**Provided material**
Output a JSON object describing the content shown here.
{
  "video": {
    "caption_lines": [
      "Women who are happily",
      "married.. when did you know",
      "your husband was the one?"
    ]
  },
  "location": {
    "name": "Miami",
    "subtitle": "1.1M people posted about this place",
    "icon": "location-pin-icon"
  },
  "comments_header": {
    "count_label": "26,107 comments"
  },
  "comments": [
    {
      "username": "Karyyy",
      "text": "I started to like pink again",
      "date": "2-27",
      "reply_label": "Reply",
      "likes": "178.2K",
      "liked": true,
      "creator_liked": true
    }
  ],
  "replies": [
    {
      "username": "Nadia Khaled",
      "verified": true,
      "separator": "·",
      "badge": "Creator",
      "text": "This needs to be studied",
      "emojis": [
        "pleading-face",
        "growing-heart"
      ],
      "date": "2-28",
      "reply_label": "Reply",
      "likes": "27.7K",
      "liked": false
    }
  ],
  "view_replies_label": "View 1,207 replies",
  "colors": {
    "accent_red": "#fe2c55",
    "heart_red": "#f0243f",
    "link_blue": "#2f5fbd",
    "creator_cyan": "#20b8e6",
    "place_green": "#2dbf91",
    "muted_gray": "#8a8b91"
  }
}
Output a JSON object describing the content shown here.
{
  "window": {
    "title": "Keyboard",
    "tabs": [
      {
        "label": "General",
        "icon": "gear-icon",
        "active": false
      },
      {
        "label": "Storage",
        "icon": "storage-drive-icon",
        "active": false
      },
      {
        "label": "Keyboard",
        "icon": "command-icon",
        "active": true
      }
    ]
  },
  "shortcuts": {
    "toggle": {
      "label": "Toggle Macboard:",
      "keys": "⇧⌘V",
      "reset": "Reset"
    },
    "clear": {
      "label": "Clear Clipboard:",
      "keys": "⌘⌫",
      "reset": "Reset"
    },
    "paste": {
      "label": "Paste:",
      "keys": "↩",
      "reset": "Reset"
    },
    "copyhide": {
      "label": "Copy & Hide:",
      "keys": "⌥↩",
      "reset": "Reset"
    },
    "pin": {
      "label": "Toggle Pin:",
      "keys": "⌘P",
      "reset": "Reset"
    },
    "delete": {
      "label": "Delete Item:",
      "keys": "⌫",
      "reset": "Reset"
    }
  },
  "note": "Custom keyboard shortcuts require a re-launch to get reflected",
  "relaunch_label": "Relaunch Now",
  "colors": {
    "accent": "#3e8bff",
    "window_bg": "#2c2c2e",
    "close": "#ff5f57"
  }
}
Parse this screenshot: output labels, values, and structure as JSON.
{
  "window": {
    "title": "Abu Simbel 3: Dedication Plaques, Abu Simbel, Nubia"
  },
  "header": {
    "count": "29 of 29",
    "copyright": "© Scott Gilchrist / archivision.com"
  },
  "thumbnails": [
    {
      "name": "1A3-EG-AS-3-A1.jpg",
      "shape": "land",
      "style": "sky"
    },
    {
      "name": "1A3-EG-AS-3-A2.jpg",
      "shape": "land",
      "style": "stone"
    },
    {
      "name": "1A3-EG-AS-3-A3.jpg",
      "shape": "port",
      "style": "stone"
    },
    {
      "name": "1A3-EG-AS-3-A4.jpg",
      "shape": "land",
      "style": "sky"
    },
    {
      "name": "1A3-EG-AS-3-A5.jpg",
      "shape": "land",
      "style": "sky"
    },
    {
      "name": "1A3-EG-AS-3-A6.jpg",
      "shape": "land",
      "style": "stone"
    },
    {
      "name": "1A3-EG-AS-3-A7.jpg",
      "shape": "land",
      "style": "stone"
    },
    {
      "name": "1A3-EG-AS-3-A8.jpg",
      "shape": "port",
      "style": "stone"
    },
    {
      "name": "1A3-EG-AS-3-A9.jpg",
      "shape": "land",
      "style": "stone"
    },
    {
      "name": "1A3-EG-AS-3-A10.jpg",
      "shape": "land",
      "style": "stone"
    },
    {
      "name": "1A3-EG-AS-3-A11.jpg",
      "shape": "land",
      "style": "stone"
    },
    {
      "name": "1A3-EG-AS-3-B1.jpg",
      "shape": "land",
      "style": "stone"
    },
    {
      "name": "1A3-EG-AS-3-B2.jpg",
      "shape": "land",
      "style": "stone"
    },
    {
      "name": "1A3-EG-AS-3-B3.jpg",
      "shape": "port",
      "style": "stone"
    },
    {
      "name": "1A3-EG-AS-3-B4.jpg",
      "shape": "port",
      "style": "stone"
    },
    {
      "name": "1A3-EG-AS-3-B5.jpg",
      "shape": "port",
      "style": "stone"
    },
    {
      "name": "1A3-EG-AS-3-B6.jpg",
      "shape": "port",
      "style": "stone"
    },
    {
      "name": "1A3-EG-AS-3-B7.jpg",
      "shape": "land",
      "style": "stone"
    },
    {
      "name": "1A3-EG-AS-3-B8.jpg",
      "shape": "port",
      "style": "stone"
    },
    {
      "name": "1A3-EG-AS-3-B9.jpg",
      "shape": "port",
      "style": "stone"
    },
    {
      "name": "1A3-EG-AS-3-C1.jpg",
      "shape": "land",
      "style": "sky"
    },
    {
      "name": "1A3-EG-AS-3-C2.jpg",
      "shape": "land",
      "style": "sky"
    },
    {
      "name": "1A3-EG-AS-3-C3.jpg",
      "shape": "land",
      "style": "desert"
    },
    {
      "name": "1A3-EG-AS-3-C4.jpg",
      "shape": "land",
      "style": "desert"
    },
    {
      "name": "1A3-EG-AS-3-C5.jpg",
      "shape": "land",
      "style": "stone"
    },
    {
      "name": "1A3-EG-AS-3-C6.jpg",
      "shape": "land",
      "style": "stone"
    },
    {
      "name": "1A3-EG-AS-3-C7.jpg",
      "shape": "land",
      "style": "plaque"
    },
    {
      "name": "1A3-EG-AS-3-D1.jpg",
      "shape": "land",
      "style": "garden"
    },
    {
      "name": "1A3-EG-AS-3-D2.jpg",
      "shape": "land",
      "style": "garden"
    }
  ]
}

**What you have to do**
Retype the data exactly as given.

**Worked solution**
Output a JSON object describing the content shown here.
{
  "video": {
    "caption_lines": [
      "Women who are happily",
      "married.. when did you know",
      "your husband was the one?"
    ]
  },
  "location": {
    "name": "Miami",
    "subtitle": "1.1M people posted about this place",
    "icon": "location-pin-icon"
  },
  "comments_header": {
    "count_label": "26,107 comments"
  },
  "comments": [
    {
      "username": "Karyyy",
      "text": "I started to like pink again",
      "date": "2-27",
      "reply_label": "Reply",
      "likes": "178.2K",
      "liked": true,
      "creator_liked": true
    }
  ],
  "replies": [
    {
      "username": "Nadia Khaled",
      "verified": true,
      "separator": "·",
      "badge": "Creator",
      "text": "This needs to be studied",
      "emojis": [
        "pleading-face",
        "growing-heart"
      ],
      "date": "2-28",
      "reply_label": "Reply",
      "likes": "27.7K",
      "liked": false
    }
  ],
  "view_replies_label": "View 1,207 replies",
  "colors": {
    "accent_red": "#fe2c55",
    "heart_red": "#f0243f",
    "link_blue": "#2f5fbd",
    "creator_cyan": "#20b8e6",
    "place_green": "#2dbf91",
    "muted_gray": "#8a8b91"
  }
}
Output a JSON object describing the content shown here.
{
  "window": {
    "title": "Keyboard",
    "tabs": [
      {
        "label": "General",
        "icon": "gear-icon",
        "active": false
      },
      {
        "label": "Storage",
        "icon": "storage-drive-icon",
        "active": false
      },
      {
        "label": "Keyboard",
        "icon": "command-icon",
        "active": true
      }
    ]
  },
  "shortcuts": {
    "toggle": {
      "label": "Toggle Macboard:",
      "keys": "⇧⌘V",
      "reset": "Reset"
    },
    "clear": {
      "label": "Clear Clipboard:",
      "keys": "⌘⌫",
      "reset": "Reset"
    },
    "paste": {
      "label": "Paste:",
      "keys": "↩",
      "reset": "Reset"
    },
    "copyhide": {
      "label": "Copy & Hide:",
      "keys": "⌥↩",
      "reset": "Reset"
    },
    "pin": {
      "label": "Toggle Pin:",
      "keys": "⌘P",
      "reset": "Reset"
    },
    "delete": {
      "label": "Delete Item:",
      "keys": "⌫",
      "reset": "Reset"
    }
  },
  "note": "Custom keyboard shortcuts require a re-launch to get reflected",
  "relaunch_label": "Relaunch Now",
  "colors": {
    "accent": "#3e8bff",
    "window_bg": "#2c2c2e",
    "close": "#ff5f57"
  }
}
Parse this screenshot: output labels, values, and structure as JSON.
{
  "window": {
    "title": "Abu Simbel 3: Dedication Plaques, Abu Simbel, Nubia"
  },
  "header": {
    "count": "29 of 29",
    "copyright": "© Scott Gilchrist / archivision.com"
  },
  "thumbnails": [
    {
      "name": "1A3-EG-AS-3-A1.jpg",
      "shape": "land",
      "style": "sky"
    },
    {
      "name": "1A3-EG-AS-3-A2.jpg",
      "shape": "land",
      "style": "stone"
    },
    {
      "name": "1A3-EG-AS-3-A3.jpg",
      "shape": "port",
      "style": "stone"
    },
    {
      "name": "1A3-EG-AS-3-A4.jpg",
      "shape": "land",
      "style": "sky"
    },
    {
      "name": "1A3-EG-AS-3-A5.jpg",
      "shape": "land",
      "style": "sky"
    },
    {
      "name": "1A3-EG-AS-3-A6.jpg",
      "shape": "land",
      "style": "stone"
    },
    {
      "name": "1A3-EG-AS-3-A7.jpg",
      "shape": "land",
      "style": "stone"
    },
    {
      "name": "1A3-EG-AS-3-A8.jpg",
      "shape": "port",
      "style": "stone"
    },
    {
      "name": "1A3-EG-AS-3-A9.jpg",
      "shape": "land",
      "style": "stone"
    },
    {
      "name": "1A3-EG-AS-3-A10.jpg",
      "shape": "land",
      "style": "stone"
    },
    {
      "name": "1A3-EG-AS-3-A11.jpg",
      "shape": "land",
      "style": "stone"
    },
    {
      "name": "1A3-EG-AS-3-B1.jpg",
      "shape": "land",
      "style": "stone"
    },
    {
      "name": "1A3-EG-AS-3-B2.jpg",
      "shape": "land",
      "style": "stone"
    },
    {
      "name": "1A3-EG-AS-3-B3.jpg",
      "shape": "port",
      "style": "stone"
    },
    {
      "name": "1A3-EG-AS-3-B4.jpg",
      "shape": "port",
      "style": "stone"
    },
    {
      "name": "1A3-EG-AS-3-B5.jpg",
      "shape": "port",
      "style": "stone"
    },
    {
      "name": "1A3-EG-AS-3-B6.jpg",
      "shape": "port",
      "style": "stone"
    },
    {
      "name": "1A3-EG-AS-3-B7.jpg",
      "shape": "land",
      "style": "stone"
    },
    {
      "name": "1A3-EG-AS-3-B8.jpg",
      "shape": "port",
      "style": "stone"
    },
    {
      "name": "1A3-EG-AS-3-B9.jpg",
      "shape": "port",
      "style": "stone"
    },
    {
      "name": "1A3-EG-AS-3-C1.jpg",
      "shape": "land",
      "style": "sky"
    },
    {
      "name": "1A3-EG-AS-3-C2.jpg",
      "shape": "land",
      "style": "sky"
    },
    {
      "name": "1A3-EG-AS-3-C3.jpg",
      "shape": "land",
      "style": "desert"
    },
    {
      "name": "1A3-EG-AS-3-C4.jpg",
      "shape": "land",
      "style": "desert"
    },
    {
      "name": "1A3-EG-AS-3-C5.jpg",
      "shape": "land",
      "style": "stone"
    },
    {
      "name": "1A3-EG-AS-3-C6.jpg",
      "shape": "land",
      "style": "stone"
    },
    {
      "name": "1A3-EG-AS-3-C7.jpg",
      "shape": "land",
      "style": "plaque"
    },
    {
      "name": "1A3-EG-AS-3-D1.jpg",
      "shape": "land",
      "style": "garden"
    },
    {
      "name": "1A3-EG-AS-3-D2.jpg",
      "shape": "land",
      "style": "garden"
    }
  ]
}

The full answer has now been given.